__WHAT YOU ARE ASKED TO DO__
The line containing "Convert this screenshot" marks where to begin; quote it and every line after it through the end of the data, exactly as written.

Stored data entries
::::

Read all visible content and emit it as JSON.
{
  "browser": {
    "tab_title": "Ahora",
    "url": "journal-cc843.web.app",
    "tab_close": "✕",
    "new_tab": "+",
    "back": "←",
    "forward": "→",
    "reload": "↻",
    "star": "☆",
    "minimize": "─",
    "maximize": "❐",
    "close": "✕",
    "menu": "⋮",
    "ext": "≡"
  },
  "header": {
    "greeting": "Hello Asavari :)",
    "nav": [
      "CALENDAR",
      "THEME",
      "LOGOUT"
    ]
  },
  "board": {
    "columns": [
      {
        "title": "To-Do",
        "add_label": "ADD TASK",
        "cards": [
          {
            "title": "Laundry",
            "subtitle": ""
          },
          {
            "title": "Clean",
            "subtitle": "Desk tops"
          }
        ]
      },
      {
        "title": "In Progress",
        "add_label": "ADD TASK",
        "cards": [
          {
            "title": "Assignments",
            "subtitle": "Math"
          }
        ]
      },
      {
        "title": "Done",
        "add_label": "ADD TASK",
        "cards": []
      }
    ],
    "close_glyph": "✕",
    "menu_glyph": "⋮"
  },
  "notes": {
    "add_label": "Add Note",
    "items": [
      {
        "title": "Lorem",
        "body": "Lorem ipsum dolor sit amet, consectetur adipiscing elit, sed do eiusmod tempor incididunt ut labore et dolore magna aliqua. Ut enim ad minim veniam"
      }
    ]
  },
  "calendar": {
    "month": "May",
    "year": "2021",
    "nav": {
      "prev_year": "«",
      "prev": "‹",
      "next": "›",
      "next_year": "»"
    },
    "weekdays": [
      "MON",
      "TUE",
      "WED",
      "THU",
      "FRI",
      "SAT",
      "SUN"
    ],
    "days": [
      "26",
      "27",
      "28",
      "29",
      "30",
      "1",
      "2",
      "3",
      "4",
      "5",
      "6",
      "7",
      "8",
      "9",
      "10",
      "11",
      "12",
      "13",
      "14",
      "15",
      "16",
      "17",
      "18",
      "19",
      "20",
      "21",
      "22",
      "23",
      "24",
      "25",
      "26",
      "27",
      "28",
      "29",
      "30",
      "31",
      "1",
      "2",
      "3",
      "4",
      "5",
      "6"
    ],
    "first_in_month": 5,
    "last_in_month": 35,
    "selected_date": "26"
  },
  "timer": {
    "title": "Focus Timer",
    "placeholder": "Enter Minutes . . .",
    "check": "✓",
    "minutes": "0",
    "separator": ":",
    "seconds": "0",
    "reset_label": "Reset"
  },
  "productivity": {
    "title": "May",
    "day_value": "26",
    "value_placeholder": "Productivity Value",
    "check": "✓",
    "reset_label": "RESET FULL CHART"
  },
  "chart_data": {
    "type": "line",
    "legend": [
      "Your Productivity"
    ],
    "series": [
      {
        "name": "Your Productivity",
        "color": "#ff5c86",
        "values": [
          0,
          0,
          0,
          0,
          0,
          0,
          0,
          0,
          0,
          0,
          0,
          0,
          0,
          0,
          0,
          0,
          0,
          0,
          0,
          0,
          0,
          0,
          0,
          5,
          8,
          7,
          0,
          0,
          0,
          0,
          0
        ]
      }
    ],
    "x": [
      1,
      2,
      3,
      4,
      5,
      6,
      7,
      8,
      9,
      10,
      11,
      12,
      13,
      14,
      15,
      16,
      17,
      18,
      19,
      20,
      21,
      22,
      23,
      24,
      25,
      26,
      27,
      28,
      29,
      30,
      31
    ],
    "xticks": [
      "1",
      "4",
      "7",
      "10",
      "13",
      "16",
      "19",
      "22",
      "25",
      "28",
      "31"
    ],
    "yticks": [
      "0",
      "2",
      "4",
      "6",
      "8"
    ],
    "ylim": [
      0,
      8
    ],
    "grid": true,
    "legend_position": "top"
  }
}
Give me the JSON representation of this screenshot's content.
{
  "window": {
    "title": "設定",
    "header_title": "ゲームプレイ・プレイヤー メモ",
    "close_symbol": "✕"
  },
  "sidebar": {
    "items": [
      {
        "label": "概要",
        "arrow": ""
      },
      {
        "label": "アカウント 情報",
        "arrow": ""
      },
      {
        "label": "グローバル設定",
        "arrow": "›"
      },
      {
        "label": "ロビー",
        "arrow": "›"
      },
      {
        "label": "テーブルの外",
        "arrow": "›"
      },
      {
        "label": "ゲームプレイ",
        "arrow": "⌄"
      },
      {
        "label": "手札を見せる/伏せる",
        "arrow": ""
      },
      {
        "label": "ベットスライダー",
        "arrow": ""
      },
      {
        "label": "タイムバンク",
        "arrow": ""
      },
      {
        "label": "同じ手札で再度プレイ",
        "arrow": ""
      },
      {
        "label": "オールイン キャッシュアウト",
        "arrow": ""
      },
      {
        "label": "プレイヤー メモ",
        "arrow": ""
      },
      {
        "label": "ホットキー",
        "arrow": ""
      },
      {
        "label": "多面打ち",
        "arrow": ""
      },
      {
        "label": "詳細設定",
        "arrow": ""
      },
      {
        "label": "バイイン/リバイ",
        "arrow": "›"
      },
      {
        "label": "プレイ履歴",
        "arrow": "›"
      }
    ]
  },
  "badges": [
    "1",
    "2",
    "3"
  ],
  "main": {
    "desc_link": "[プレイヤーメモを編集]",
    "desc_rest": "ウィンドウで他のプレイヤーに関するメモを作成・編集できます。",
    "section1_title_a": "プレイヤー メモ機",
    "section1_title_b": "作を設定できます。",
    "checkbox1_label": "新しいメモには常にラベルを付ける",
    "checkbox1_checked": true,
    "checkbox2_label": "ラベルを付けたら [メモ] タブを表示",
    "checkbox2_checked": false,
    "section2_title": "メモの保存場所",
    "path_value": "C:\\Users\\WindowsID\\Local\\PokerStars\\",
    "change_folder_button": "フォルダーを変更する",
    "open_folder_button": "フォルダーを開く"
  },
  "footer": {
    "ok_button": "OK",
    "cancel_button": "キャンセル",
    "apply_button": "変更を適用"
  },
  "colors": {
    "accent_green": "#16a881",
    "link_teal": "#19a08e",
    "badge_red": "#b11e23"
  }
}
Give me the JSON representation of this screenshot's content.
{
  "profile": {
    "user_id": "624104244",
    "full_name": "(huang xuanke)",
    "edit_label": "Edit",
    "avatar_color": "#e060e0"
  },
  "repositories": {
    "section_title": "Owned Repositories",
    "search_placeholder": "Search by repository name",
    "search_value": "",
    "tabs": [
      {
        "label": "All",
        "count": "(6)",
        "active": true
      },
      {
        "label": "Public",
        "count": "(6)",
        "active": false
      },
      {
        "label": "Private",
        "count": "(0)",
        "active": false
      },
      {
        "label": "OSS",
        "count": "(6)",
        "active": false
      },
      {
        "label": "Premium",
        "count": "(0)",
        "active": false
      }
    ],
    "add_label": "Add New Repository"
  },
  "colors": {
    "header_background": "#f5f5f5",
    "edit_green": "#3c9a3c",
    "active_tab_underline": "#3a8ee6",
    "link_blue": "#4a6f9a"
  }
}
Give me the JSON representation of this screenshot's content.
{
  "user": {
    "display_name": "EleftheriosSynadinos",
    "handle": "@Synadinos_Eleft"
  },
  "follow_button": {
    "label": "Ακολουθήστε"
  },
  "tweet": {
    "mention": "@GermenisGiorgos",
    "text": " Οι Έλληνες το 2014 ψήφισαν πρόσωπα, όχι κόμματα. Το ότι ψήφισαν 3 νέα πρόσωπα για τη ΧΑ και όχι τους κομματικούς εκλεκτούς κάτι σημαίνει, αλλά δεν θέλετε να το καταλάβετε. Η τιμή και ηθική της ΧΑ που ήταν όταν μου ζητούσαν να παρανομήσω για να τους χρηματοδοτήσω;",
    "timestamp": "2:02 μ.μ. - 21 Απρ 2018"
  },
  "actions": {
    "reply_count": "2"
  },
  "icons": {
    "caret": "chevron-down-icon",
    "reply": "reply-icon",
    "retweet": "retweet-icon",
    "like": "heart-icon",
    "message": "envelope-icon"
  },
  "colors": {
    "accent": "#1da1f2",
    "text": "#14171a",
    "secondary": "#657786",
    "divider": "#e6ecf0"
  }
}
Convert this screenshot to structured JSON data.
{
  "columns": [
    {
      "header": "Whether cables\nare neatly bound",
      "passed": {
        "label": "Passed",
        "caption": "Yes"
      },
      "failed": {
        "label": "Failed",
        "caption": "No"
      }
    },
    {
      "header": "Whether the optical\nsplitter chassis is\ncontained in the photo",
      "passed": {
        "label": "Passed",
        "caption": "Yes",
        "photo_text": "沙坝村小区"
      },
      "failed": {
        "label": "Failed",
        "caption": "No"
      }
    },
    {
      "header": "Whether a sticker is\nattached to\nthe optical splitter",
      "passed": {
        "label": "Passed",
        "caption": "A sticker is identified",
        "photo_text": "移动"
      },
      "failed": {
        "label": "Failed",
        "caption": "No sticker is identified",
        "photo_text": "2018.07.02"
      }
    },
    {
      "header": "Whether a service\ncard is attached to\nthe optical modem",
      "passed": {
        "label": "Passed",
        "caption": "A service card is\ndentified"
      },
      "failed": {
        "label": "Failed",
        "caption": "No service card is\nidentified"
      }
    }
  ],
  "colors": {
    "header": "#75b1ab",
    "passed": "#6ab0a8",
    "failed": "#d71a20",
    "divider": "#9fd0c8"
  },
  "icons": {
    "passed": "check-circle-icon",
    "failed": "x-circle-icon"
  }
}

::::

__TASK SOLUTION__
Convert this screenshot to structured JSON data.
{
  "columns": [
    {
      "header": "Whether cables\nare neatly bound",
      "passed": {
        "label": "Passed",
        "caption": "Yes"
      },
      "failed": {
        "label": "Failed",
        "caption": "No"
      }
    },
    {
      "header": "Whether the optical\nsplitter chassis is\ncontained in the photo",
      "passed": {
        "label": "Passed",
        "caption": "Yes",
        "photo_text": "沙坝村小区"
      },
      "failed": {
        "label": "Failed",
        "caption": "No"
      }
    },
    {
      "header": "Whether a sticker is\nattached to\nthe optical splitter",
      "passed": {
        "label": "Passed",
        "caption": "A sticker is identified",
        "photo_text": "移动"
      },
      "failed": {
        "label": "Failed",
        "caption": "No sticker is identified",
        "photo_text": "2018.07.02"
      }
    },
    {
      "header": "Whether a service\ncard is attached to\nthe optical modem",
      "passed": {
        "label": "Passed",
        "caption": "A service card is\ndentified"
      },
      "failed": {
        "label": "Failed",
        "caption": "No service card is\nidentified"
      }
    }
  ],
  "colors": {
    "header": "#75b1ab",
    "passed": "#6ab0a8",
    "failed": "#d71a20",
    "divider": "#9fd0c8"
  },
  "icons": {
    "passed": "check-circle-icon",
    "failed": "x-circle-icon"
  }
}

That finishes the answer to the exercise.